* [Set task]: Retype the records starting at the line that contains "Itemize the components" and ending at the line that contains "244, 1015, 260]", with both of those lines included, reproducing each line without any change.

* [Records shown]:
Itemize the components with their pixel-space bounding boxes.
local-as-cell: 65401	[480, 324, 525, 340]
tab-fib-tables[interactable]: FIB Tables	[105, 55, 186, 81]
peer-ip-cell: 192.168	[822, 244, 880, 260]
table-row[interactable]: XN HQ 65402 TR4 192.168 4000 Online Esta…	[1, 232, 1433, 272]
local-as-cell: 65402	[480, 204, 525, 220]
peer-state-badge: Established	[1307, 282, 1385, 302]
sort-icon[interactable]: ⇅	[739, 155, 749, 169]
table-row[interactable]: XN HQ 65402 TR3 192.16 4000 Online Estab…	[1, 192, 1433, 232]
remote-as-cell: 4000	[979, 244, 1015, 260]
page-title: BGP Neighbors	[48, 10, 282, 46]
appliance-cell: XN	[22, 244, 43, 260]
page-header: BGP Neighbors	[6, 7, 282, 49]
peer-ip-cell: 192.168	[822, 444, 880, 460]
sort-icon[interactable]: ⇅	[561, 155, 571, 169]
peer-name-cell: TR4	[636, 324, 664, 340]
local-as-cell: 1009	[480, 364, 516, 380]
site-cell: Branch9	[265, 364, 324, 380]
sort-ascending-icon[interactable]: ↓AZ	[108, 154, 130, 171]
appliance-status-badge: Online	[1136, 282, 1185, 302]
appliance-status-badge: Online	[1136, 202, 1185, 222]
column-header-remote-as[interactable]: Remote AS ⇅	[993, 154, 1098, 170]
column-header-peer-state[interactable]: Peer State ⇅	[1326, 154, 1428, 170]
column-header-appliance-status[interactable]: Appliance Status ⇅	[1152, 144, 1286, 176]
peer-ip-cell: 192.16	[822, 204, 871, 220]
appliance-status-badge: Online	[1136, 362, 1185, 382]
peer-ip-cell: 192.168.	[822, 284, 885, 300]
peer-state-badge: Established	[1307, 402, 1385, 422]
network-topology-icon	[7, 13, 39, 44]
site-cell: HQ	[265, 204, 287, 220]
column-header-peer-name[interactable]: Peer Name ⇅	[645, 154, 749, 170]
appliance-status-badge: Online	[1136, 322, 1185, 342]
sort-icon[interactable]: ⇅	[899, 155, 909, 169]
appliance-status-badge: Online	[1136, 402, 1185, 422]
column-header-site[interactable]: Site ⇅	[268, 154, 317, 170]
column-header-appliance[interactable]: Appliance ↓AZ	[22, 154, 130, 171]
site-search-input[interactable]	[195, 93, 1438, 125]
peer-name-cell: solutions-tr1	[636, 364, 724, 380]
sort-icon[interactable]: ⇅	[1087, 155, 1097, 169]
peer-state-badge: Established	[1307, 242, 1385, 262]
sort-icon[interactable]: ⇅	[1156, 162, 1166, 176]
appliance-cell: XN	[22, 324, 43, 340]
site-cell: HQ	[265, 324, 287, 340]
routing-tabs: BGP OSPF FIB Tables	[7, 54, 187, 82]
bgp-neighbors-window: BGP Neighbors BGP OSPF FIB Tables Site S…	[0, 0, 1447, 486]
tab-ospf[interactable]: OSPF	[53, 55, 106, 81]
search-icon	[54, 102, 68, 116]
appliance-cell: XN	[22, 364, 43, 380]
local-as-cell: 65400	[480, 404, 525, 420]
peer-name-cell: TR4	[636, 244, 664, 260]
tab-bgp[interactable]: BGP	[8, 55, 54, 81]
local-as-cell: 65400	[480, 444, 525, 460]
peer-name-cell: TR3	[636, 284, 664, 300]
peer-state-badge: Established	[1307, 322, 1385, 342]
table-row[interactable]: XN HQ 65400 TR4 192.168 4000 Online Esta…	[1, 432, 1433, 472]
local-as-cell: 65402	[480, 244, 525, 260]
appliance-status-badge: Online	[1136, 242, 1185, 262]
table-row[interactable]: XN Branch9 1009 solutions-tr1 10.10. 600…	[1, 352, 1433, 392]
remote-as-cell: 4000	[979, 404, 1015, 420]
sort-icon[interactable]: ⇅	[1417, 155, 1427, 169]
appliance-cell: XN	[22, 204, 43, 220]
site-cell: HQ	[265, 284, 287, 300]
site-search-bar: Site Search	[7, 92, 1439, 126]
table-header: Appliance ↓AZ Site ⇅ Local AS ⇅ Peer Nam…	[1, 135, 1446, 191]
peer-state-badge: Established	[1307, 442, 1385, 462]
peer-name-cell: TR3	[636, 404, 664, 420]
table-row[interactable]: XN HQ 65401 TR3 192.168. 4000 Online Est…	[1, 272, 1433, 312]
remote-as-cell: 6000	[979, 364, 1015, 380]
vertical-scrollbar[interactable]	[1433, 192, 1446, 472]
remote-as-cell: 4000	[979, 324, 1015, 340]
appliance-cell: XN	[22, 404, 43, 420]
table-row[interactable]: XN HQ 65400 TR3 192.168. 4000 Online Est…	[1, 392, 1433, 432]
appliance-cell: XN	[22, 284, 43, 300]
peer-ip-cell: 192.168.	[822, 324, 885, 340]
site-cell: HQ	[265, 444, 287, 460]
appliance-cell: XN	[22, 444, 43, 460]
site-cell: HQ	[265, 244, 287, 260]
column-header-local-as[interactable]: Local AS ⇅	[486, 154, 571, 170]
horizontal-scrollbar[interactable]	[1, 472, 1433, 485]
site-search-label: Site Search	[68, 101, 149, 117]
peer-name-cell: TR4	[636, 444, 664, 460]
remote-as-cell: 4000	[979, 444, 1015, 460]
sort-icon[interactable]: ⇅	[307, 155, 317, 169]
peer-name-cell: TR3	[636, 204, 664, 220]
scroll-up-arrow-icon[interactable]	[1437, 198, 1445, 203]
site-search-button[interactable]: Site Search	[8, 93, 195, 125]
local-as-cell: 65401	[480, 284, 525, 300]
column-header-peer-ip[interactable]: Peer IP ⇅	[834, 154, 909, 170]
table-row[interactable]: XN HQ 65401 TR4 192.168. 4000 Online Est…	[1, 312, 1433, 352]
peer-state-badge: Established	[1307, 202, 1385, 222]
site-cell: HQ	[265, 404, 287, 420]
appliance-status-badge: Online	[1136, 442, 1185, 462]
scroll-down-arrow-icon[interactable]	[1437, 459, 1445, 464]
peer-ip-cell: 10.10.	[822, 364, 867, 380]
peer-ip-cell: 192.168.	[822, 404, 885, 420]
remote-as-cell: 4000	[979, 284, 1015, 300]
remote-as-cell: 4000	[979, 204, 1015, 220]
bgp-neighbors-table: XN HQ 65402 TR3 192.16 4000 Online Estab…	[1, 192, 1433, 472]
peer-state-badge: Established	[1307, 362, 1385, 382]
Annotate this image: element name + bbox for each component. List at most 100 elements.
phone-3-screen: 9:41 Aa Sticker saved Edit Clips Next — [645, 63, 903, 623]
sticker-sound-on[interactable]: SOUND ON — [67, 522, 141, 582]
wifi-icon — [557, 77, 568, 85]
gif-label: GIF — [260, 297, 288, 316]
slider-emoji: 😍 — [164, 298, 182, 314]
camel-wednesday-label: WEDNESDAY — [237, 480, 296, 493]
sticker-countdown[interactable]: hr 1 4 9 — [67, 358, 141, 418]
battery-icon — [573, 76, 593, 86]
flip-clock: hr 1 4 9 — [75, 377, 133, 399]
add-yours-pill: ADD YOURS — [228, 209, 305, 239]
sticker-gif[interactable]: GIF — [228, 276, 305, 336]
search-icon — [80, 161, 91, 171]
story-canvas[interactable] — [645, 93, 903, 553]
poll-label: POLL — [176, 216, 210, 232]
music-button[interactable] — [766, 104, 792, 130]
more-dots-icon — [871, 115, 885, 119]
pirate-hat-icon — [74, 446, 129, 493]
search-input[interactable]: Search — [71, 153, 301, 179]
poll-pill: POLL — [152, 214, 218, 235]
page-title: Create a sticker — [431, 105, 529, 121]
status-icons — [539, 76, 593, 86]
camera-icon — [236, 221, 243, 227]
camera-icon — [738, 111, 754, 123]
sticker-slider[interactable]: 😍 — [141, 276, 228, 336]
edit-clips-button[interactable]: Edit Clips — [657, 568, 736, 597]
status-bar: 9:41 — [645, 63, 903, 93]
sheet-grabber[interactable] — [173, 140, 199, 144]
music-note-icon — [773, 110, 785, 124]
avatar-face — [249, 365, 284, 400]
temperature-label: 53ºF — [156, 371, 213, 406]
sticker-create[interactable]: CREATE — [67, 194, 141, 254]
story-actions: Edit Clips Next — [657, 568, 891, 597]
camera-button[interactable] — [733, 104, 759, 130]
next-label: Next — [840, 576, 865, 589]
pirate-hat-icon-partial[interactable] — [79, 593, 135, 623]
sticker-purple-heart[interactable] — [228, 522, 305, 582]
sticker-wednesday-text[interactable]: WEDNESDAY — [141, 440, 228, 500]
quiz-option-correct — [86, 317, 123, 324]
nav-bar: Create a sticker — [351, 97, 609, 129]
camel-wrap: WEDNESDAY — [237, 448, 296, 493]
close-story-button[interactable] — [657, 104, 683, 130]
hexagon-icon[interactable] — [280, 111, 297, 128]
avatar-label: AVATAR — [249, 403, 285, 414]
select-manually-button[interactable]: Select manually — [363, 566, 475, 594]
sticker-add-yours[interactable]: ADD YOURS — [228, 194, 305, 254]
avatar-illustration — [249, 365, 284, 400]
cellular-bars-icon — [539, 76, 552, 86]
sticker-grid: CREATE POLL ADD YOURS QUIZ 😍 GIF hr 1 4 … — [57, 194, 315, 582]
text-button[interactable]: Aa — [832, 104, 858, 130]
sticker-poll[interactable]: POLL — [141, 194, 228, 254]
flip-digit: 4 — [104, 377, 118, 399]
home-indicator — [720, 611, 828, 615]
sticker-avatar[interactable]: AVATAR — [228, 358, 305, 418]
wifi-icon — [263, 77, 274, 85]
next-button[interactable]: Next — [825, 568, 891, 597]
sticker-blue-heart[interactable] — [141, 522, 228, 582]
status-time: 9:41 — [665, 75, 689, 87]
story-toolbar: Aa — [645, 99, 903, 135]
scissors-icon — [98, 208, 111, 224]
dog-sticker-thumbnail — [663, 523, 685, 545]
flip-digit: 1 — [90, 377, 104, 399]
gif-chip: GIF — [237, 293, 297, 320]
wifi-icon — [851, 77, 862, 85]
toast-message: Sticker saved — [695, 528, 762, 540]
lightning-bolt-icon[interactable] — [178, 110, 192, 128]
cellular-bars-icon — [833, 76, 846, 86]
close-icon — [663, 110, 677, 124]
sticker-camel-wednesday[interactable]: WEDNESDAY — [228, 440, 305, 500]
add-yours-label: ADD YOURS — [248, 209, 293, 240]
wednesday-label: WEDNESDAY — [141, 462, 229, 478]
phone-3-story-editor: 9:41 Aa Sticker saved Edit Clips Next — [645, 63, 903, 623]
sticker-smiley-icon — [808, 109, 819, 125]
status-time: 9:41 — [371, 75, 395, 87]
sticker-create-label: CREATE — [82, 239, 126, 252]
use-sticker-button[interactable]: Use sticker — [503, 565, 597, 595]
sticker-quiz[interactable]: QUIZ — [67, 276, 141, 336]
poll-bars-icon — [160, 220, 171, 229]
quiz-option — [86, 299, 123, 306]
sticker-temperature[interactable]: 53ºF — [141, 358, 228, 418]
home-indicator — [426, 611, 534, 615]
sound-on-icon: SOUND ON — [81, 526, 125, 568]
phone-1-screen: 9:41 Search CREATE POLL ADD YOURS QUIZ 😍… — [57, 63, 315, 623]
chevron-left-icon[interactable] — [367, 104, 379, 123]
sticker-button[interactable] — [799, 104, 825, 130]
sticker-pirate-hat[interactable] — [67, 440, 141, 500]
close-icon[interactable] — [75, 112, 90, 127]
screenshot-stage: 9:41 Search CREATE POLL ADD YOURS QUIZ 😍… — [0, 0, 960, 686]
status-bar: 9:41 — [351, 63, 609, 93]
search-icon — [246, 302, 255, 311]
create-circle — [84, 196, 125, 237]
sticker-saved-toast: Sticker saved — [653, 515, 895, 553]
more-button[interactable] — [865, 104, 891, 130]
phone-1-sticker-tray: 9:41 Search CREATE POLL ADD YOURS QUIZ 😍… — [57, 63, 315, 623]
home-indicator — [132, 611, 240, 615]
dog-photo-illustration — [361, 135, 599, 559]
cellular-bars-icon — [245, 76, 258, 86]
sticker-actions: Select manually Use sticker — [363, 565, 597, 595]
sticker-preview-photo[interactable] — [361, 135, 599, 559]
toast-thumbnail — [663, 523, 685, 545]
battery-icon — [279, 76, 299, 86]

==

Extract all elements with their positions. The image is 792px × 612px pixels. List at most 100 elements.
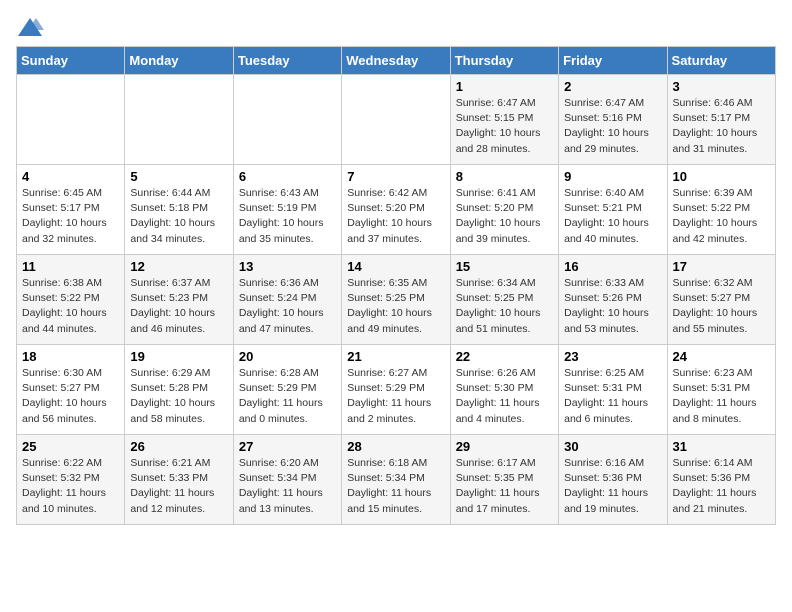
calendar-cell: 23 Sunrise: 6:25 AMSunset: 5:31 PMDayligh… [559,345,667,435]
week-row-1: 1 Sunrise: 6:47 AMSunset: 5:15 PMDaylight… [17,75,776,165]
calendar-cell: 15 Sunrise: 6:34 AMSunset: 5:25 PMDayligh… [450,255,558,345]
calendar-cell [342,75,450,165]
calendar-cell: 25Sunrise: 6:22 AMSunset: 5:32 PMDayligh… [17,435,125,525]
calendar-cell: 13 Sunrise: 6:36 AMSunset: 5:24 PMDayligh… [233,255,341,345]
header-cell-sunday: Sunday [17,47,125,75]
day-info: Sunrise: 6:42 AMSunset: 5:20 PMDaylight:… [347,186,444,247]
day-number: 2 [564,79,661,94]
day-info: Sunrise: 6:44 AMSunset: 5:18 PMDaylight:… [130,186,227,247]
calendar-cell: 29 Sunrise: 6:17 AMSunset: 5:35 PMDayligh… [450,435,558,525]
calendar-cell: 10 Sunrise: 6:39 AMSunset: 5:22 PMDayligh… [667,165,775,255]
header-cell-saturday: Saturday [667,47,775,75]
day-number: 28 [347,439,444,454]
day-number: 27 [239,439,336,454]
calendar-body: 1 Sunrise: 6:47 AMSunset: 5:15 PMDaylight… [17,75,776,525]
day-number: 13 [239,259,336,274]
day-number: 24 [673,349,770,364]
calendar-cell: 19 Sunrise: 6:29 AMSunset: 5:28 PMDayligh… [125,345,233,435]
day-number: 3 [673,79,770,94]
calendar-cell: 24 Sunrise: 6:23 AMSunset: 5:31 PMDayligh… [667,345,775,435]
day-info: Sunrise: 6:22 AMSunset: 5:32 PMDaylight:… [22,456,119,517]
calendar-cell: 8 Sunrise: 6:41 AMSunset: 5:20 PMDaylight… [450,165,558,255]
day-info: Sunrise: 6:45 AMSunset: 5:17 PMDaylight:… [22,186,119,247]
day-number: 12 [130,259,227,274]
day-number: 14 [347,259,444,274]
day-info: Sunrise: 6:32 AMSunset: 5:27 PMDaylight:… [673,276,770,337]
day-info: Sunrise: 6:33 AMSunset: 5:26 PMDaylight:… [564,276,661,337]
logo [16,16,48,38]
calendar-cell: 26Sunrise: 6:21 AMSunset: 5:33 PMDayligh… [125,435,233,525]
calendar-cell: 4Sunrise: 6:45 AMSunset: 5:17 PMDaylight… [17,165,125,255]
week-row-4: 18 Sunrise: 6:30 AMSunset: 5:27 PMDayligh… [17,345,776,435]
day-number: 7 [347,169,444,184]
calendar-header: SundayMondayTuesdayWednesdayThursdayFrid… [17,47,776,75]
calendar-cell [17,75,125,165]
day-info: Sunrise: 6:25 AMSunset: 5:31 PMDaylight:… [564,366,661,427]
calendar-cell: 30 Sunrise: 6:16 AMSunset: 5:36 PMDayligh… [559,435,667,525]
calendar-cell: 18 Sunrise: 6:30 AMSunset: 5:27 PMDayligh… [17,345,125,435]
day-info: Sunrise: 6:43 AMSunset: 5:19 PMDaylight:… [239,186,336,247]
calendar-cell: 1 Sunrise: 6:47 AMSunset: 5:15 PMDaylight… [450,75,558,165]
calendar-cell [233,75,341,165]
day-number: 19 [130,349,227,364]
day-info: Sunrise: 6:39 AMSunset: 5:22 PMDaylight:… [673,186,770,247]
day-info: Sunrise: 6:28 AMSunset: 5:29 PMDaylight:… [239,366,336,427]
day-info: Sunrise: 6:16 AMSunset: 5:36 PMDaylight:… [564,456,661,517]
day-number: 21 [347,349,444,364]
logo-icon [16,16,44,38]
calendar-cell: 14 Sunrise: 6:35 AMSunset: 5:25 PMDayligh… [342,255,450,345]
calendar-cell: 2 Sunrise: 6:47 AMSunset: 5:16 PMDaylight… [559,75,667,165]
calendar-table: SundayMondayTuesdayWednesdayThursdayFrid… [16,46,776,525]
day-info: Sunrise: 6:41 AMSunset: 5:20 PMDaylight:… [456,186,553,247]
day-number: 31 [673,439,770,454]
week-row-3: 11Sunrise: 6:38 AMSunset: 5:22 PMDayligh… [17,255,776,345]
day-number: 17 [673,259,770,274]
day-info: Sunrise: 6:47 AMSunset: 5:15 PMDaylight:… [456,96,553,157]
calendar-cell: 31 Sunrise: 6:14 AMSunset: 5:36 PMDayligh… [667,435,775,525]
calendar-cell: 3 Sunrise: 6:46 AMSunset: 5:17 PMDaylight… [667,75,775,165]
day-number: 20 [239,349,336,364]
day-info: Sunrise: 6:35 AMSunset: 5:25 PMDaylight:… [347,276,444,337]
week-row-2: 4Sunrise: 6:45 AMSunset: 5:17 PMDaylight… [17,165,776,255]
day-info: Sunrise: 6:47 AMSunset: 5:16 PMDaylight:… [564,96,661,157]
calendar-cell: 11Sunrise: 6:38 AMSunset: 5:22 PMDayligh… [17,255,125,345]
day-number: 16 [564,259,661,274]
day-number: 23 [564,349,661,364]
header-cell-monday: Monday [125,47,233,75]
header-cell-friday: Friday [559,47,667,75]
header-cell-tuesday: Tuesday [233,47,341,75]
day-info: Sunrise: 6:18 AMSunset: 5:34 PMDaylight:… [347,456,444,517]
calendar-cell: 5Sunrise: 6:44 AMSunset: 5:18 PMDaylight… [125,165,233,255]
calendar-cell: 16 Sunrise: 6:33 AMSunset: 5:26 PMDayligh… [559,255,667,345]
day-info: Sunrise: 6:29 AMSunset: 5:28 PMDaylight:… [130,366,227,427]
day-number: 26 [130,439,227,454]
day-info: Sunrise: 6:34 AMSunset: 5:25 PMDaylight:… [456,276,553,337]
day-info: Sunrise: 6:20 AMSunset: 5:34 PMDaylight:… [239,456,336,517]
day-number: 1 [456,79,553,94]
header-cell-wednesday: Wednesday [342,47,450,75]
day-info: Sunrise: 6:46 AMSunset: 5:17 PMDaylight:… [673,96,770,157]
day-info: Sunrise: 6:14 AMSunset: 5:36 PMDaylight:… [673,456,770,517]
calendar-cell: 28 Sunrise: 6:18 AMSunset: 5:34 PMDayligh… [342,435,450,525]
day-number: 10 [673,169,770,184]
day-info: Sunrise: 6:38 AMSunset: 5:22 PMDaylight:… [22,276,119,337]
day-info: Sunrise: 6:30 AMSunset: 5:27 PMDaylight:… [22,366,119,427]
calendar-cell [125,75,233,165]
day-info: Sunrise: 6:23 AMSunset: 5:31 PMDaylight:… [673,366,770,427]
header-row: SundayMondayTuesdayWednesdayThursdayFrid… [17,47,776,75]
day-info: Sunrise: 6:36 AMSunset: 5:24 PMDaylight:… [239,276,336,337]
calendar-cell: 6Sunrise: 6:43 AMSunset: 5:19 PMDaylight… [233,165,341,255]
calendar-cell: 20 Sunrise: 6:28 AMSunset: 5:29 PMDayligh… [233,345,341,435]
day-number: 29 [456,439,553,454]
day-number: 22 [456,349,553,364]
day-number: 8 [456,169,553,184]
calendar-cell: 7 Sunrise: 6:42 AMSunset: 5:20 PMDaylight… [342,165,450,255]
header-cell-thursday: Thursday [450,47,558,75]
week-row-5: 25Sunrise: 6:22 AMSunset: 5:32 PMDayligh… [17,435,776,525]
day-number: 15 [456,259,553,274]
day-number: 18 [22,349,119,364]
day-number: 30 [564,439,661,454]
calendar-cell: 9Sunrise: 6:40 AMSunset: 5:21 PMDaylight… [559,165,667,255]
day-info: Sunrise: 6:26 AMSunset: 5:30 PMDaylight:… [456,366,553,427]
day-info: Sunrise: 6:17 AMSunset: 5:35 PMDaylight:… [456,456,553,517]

* [Exercise response]:
Itemize the components with their pixel-space bounding boxes.
local-as-cell: 65401	[480, 324, 525, 340]
tab-fib-tables[interactable]: FIB Tables	[105, 55, 186, 81]
peer-ip-cell: 192.168	[822, 244, 880, 260]
table-row[interactable]: XN HQ 65402 TR4 192.168 4000 Online Esta…	[1, 232, 1433, 272]
local-as-cell: 65402	[480, 204, 525, 220]
peer-state-badge: Established	[1307, 282, 1385, 302]
sort-icon[interactable]: ⇅	[739, 155, 749, 169]
table-row[interactable]: XN HQ 65402 TR3 192.16 4000 Online Estab…	[1, 192, 1433, 232]
remote-as-cell: 4000	[979, 244, 1015, 260]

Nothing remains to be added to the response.